[Exercise details]
Please reproduce the listing word for word. Pictures stay out.

[Input material]

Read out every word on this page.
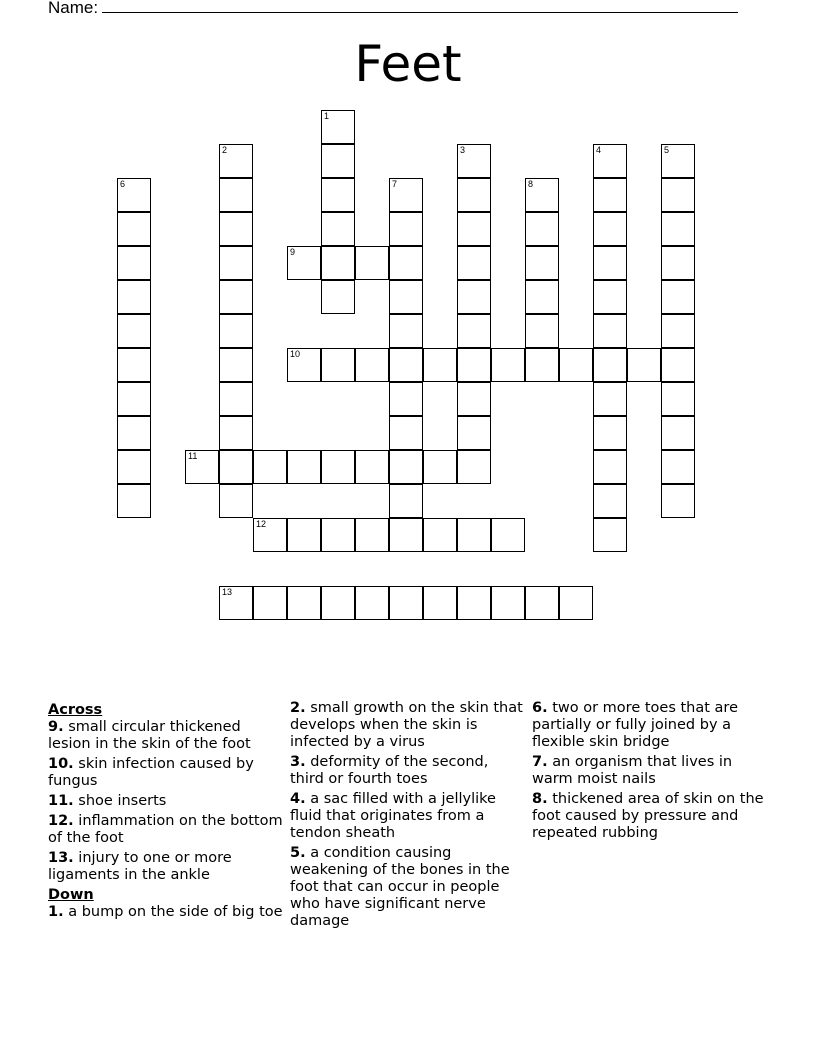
Name:
Feet
1
2	3	4	5
6	7	8
9
10
11
12
13
Across
9. small circular thickened lesion in the skin of the foot
10. skin infection caused by fungus
11. shoe inserts
12. inflammation on the bottom of the foot
13. injury to one or more ligaments in the ankle
Down
1. a bump on the side of big toe
2. small growth on the skin that develops when the skin is infected by a virus
3. deformity of the second, third or fourth toes
4. a sac filled with a jellylike fluid that originates from a tendon sheath
5. a condition causing weakening of the bones in the foot that can occur in people who have significant nerve damage
6. two or more toes that are partially or fully joined by a flexible skin bridge
7. an organism that lives in warm moist nails
8. thickened area of skin on the foot caused by pressure and repeated rubbing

[Result]
Read out every word on this page.
Name:
Feet
1
2	3	4	5
6	7	8
9
10
11
12
13
Across
9. small circular thickened lesion in the skin of the foot
10. skin infection caused by fungus
11. shoe inserts
12. inflammation on the bottom of the foot
13. injury to one or more ligaments in the ankle
Down
1. a bump on the side of big toe
2. small growth on the skin that develops when the skin is infected by a virus
3. deformity of the second, third or fourth toes
4. a sac filled with a jellylike fluid that originates from a tendon sheath
5. a condition causing weakening of the bones in the foot that can occur in people who have significant nerve damage
6. two or more toes that are partially or fully joined by a flexible skin bridge
7. an organism that lives in warm moist nails
8. thickened area of skin on the foot caused by pressure and repeated rubbing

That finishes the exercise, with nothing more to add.